* [What to do]
Reproduce the listing exactly and skip over any pictures.

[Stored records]

/---

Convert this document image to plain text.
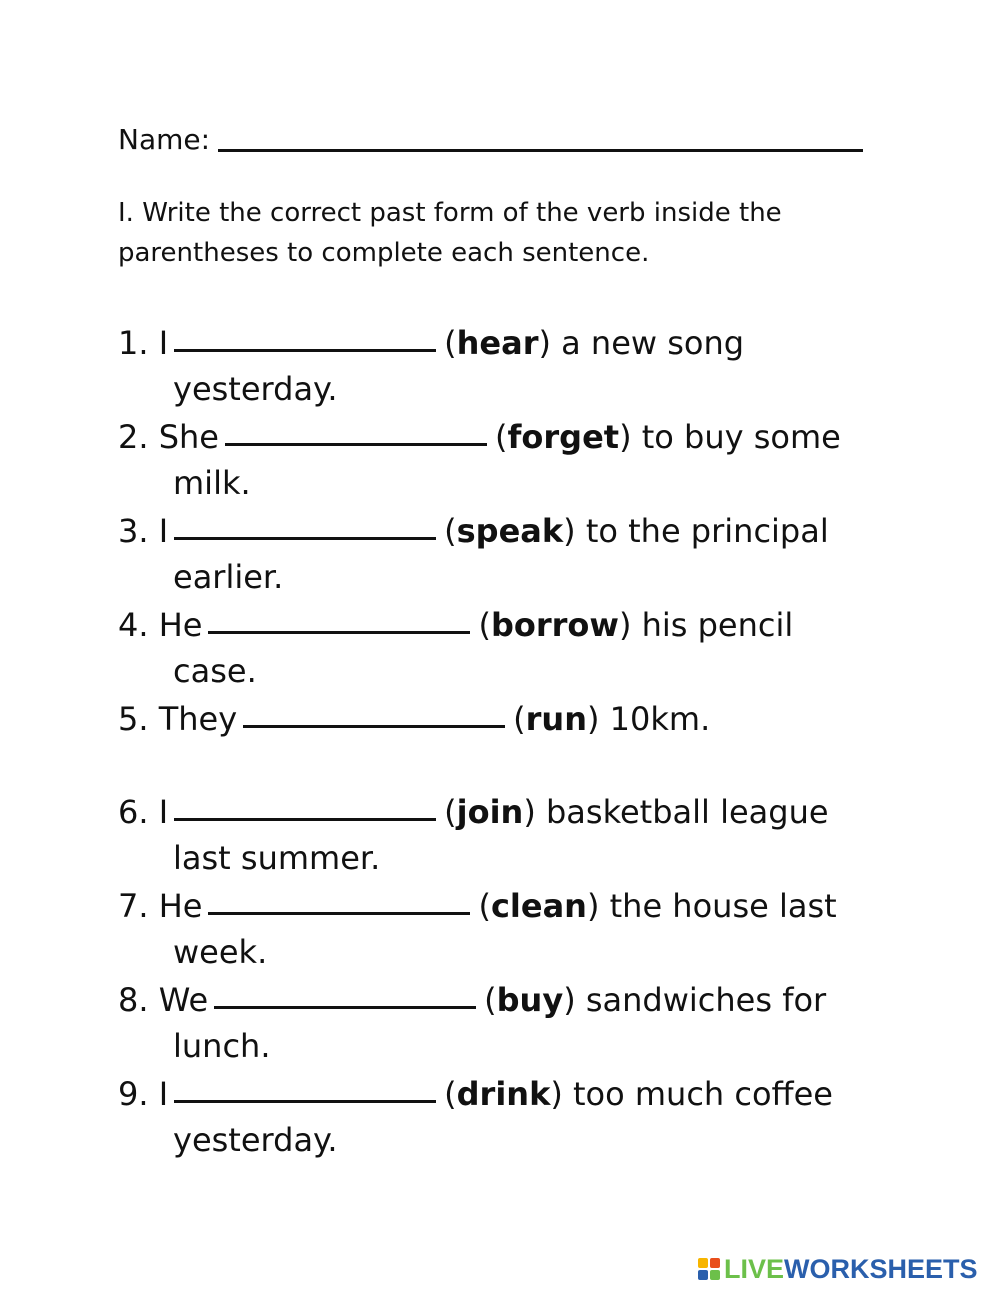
Name:

I. Write the correct past form of the verb inside the parentheses to complete each sentence.

1. I	(hear) a new song
yesterday.
2. She	(forget) to buy some
milk.
3. I	(speak) to the principal
earlier.
4. He	(borrow) his pencil
case.
5. They	(run) 10km.
6. I	(join) basketball league
last summer.
7. He	(clean) the house last
week.
8. We	(buy) sandwiches for
lunch.
9. I	(drink) too much coffee
yesterday.
LIVEWORKSHEETS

\---

* [Solved exercise]
Convert this document image to plain text.
Name:

I. Write the correct past form of the verb inside the parentheses to complete each sentence.

1. I	(hear) a new song
yesterday.
2. She	(forget) to buy some
milk.
3. I	(speak) to the principal
earlier.
4. He	(borrow) his pencil
case.
5. They	(run) 10km.
6. I	(join) basketball league
last summer.
7. He	(clean) the house last
week.
8. We	(buy) sandwiches for
lunch.
9. I	(drink) too much coffee
yesterday.
LIVEWORKSHEETS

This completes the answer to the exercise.